## begin
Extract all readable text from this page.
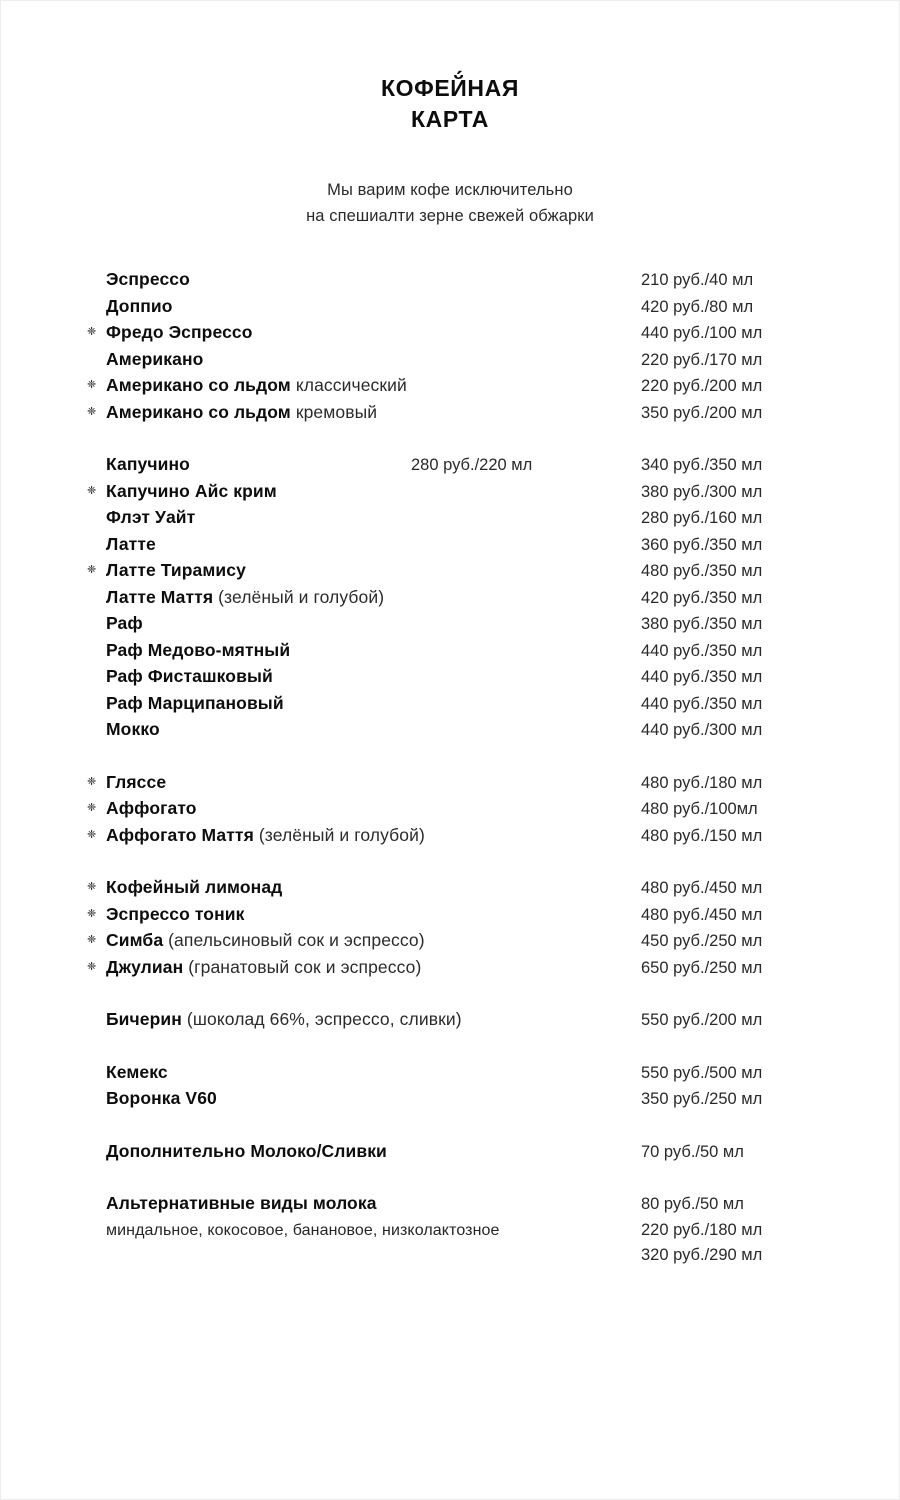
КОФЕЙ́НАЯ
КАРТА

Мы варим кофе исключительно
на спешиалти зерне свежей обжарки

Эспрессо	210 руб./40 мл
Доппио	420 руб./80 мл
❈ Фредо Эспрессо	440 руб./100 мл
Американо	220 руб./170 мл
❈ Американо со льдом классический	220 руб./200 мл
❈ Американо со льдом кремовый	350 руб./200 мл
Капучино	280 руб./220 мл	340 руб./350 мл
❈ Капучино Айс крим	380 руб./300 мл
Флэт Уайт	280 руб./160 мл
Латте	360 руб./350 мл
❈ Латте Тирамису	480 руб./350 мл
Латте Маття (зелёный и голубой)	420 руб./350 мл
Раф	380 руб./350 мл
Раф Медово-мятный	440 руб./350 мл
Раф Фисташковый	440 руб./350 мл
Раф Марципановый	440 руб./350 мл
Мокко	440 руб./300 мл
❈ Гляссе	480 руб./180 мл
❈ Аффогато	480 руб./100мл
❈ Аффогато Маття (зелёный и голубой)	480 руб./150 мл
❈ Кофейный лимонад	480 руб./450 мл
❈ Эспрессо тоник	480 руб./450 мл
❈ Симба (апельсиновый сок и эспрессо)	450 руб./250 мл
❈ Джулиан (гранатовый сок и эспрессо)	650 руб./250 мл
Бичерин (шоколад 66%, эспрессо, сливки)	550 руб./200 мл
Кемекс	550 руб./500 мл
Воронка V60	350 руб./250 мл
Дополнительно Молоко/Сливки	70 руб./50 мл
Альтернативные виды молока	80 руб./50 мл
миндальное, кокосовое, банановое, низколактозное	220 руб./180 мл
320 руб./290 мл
## end
## begin
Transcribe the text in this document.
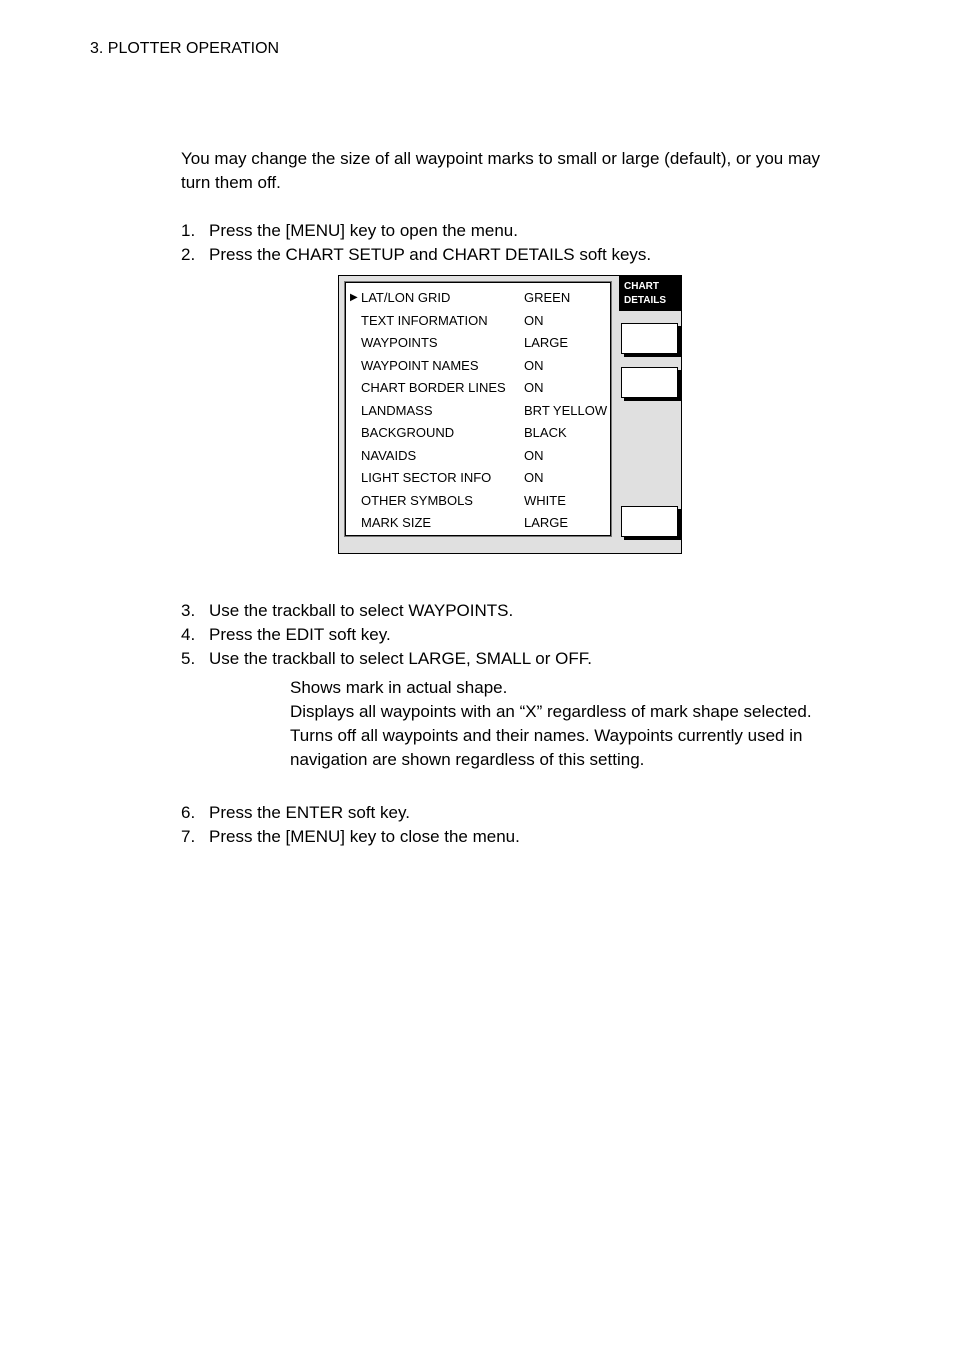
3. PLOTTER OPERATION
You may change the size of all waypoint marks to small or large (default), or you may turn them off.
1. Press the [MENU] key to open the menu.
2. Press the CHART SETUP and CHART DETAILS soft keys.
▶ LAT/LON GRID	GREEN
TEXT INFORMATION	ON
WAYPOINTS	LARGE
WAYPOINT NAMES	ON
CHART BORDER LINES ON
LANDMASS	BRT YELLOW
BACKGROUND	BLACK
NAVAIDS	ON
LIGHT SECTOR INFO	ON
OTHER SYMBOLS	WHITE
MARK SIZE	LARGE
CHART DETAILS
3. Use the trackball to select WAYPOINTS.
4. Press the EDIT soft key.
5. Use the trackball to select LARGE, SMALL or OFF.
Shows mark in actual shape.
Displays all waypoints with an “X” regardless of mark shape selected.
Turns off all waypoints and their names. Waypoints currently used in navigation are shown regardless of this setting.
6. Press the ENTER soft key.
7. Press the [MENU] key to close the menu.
## end
## begin
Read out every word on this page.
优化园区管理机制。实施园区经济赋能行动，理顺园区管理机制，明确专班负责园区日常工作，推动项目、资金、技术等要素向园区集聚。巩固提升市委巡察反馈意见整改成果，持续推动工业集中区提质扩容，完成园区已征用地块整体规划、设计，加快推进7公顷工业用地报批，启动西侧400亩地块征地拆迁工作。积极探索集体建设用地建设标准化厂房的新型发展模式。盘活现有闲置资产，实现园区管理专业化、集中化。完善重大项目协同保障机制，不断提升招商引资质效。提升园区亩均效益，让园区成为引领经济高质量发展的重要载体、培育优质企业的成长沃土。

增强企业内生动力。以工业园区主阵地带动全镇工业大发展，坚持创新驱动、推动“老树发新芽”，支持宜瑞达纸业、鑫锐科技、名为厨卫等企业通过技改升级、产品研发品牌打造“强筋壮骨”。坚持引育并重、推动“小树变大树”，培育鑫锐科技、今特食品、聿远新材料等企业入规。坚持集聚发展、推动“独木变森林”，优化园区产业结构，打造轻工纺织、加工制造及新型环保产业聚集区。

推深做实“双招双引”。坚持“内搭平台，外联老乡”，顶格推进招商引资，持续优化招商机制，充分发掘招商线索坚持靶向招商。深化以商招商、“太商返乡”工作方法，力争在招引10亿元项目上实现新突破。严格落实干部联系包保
## end
# What the task asks
List all lines in the material containing the string "regardless".

# Task answer
Displays all waypoints with an “X” regardless of mark shape selected.
Turns off all waypoints and their names. Waypoints currently used in navigation are shown regardless of this setting.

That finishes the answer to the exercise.